JOB> Each line of the listing must be transcribed exactly, except for the images, which should be excluded.

[Extracted records]
====================
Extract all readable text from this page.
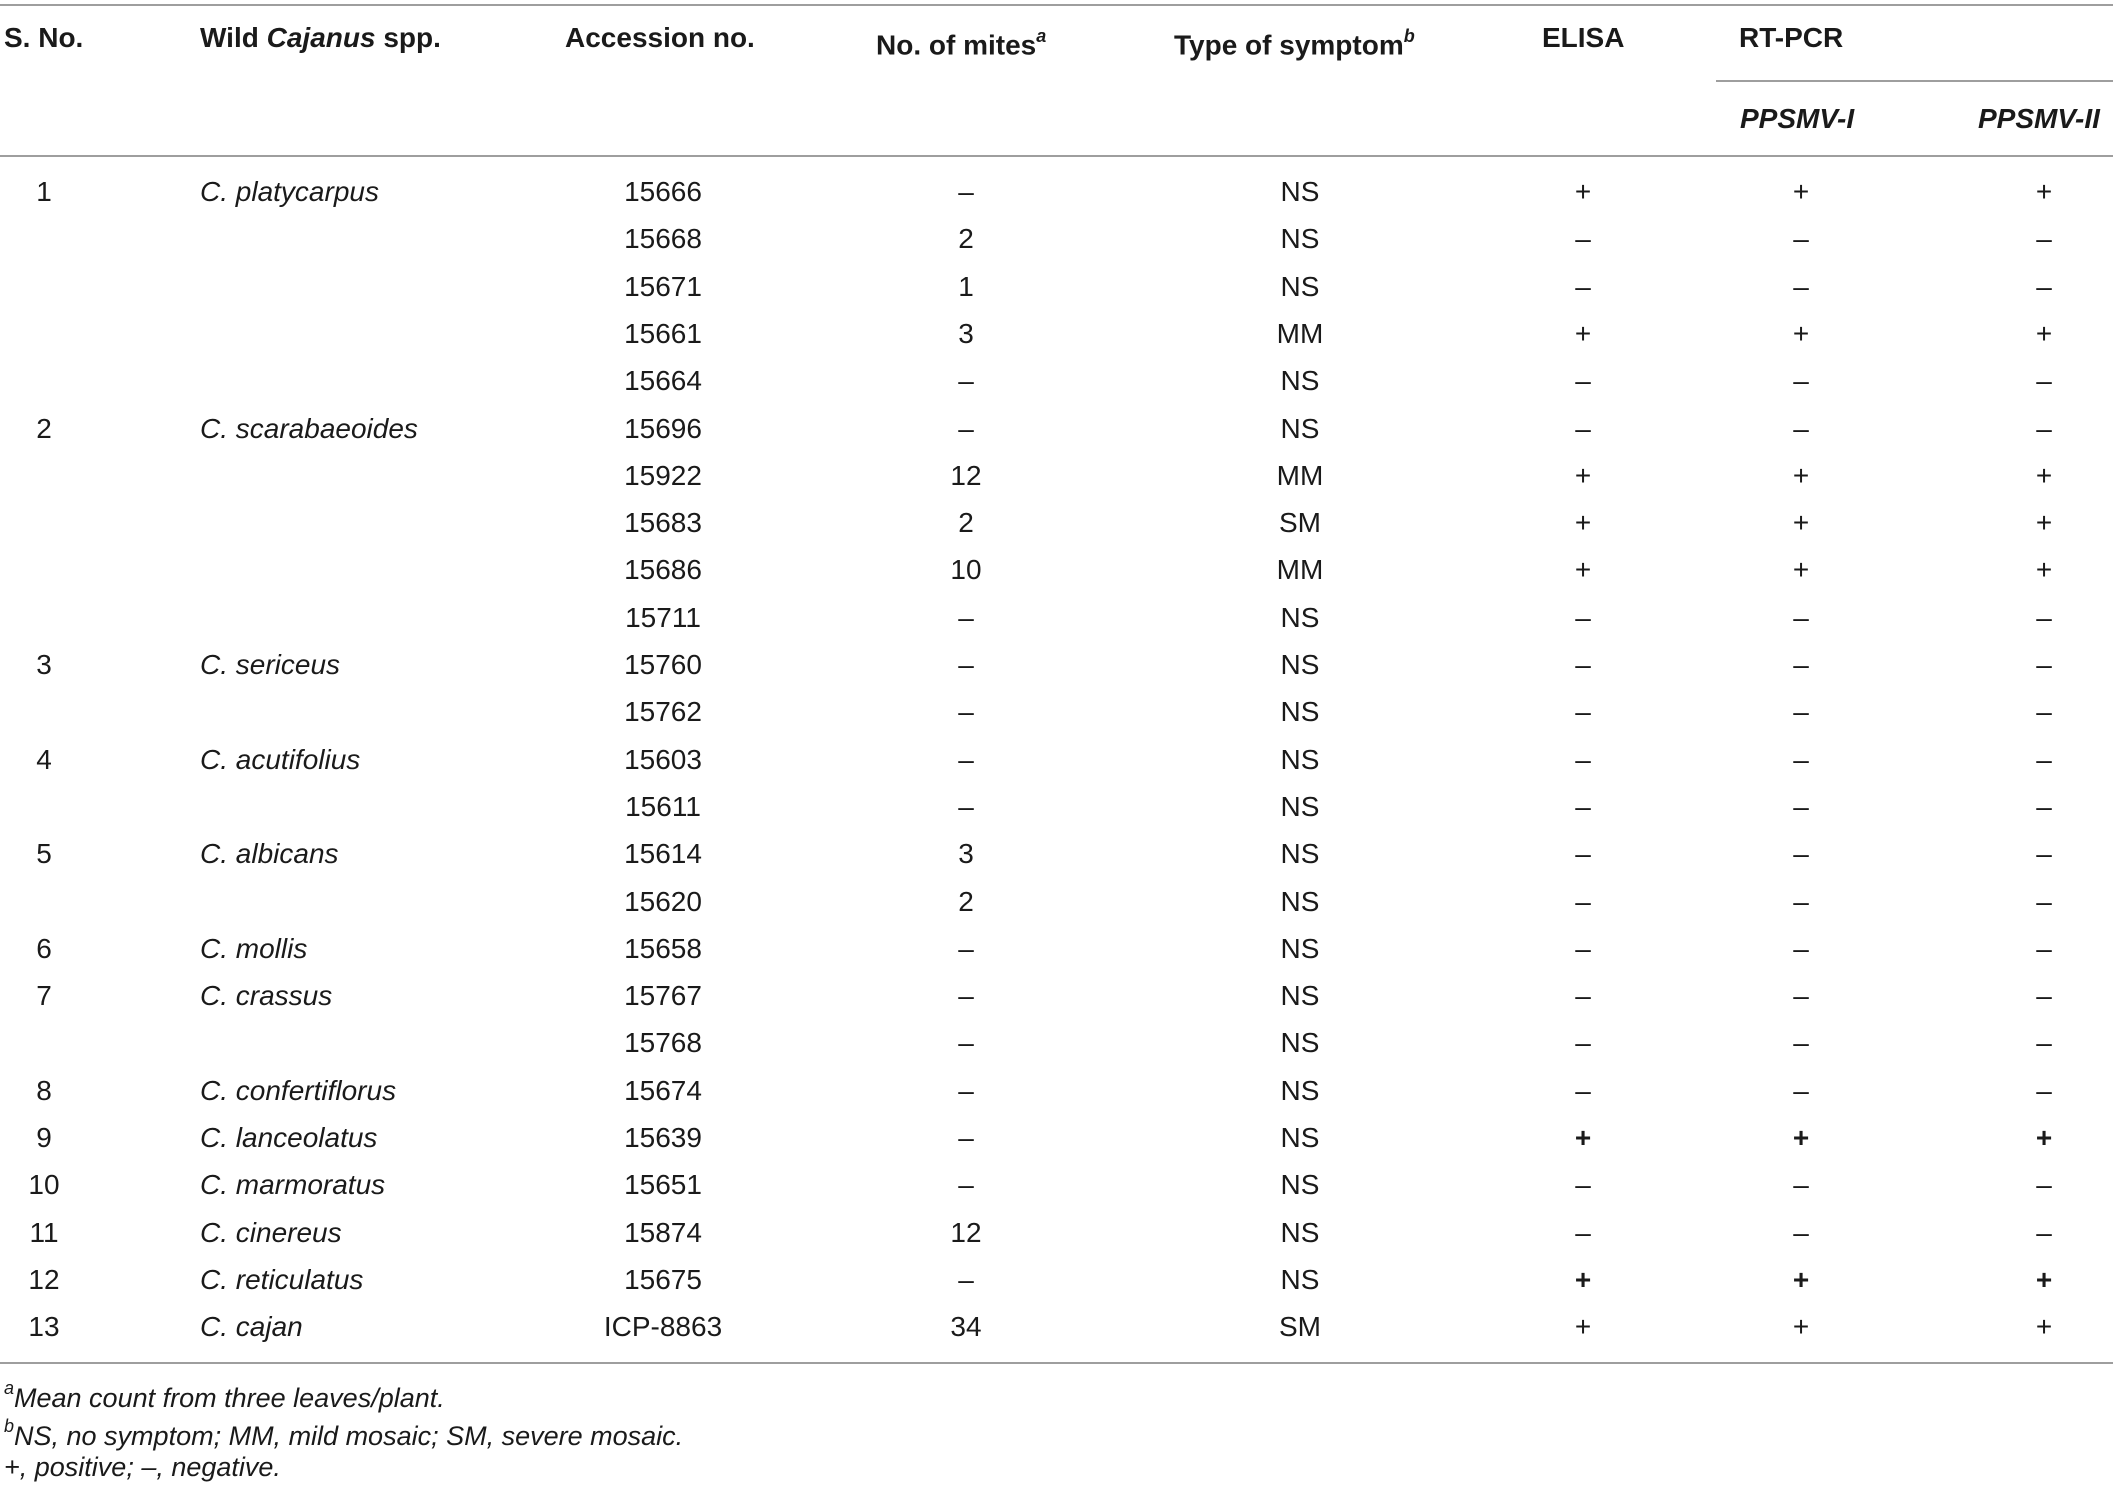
S. No.	Wild Cajanus spp.	Accession no.	No. of mites$^a$	Type of symptom$^b$	ELISA	RT-PCR
PPSMV-I	PPSMV-II
1	C. platycarpus	15666	–	NS	+	+	+
15668	2	NS	–	–	–
15671	1	NS	–	–	–
15661	3	MM	+	+	+
15664	–	NS	–	–	–
2	C. scarabaeoides	15696	–	NS	–	–	–
15922	12	MM	+	+	+
15683	2	SM	+	+	+
15686	10	MM	+	+	+
15711	–	NS	–	–	–
3	C. sericeus	15760	–	NS	–	–	–
15762	–	NS	–	–	–
4	C. acutifolius	15603	–	NS	–	–	–
15611	–	NS	–	–	–
5	C. albicans	15614	3	NS	–	–	–
15620	2	NS	–	–	–
6	C. mollis	15658	–	NS	–	–	–
7	C. crassus	15767	–	NS	–	–	–
15768	–	NS	–	–	–
8	C. confertiflorus	15674	–	NS	–	–	–
9	C. lanceolatus	15639	–	NS	+	+	+
10	C. marmoratus	15651	–	NS	–	–	–
11	C. cinereus	15874	12	NS	–	–	–
12	C. reticulatus	15675	–	NS	+	+	+
13	C. cajan	ICP-8863	34	SM	+	+	+
$^a$Mean count from three leaves/plant.
$^b$NS, no symptom; MM, mild mosaic; SM, severe mosaic.
+, positive; –, negative.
====================
SOLUTION FOR THIS TASK>
Extract all readable text from this page.
S. No.	Wild Cajanus spp.	Accession no.	No. of mites$^a$	Type of symptom$^b$	ELISA	RT-PCR
PPSMV-I	PPSMV-II
1	C. platycarpus	15666	–	NS	+	+	+
15668	2	NS	–	–	–
15671	1	NS	–	–	–
15661	3	MM	+	+	+
15664	–	NS	–	–	–
2	C. scarabaeoides	15696	–	NS	–	–	–
15922	12	MM	+	+	+
15683	2	SM	+	+	+
15686	10	MM	+	+	+
15711	–	NS	–	–	–
3	C. sericeus	15760	–	NS	–	–	–
15762	–	NS	–	–	–
4	C. acutifolius	15603	–	NS	–	–	–
15611	–	NS	–	–	–
5	C. albicans	15614	3	NS	–	–	–
15620	2	NS	–	–	–
6	C. mollis	15658	–	NS	–	–	–
7	C. crassus	15767	–	NS	–	–	–
15768	–	NS	–	–	–
8	C. confertiflorus	15674	–	NS	–	–	–
9	C. lanceolatus	15639	–	NS	+	+	+
10	C. marmoratus	15651	–	NS	–	–	–
11	C. cinereus	15874	12	NS	–	–	–
12	C. reticulatus	15675	–	NS	+	+	+
13	C. cajan	ICP-8863	34	SM	+	+	+
$^a$Mean count from three leaves/plant.
$^b$NS, no symptom; MM, mild mosaic; SM, severe mosaic.
+, positive; –, negative.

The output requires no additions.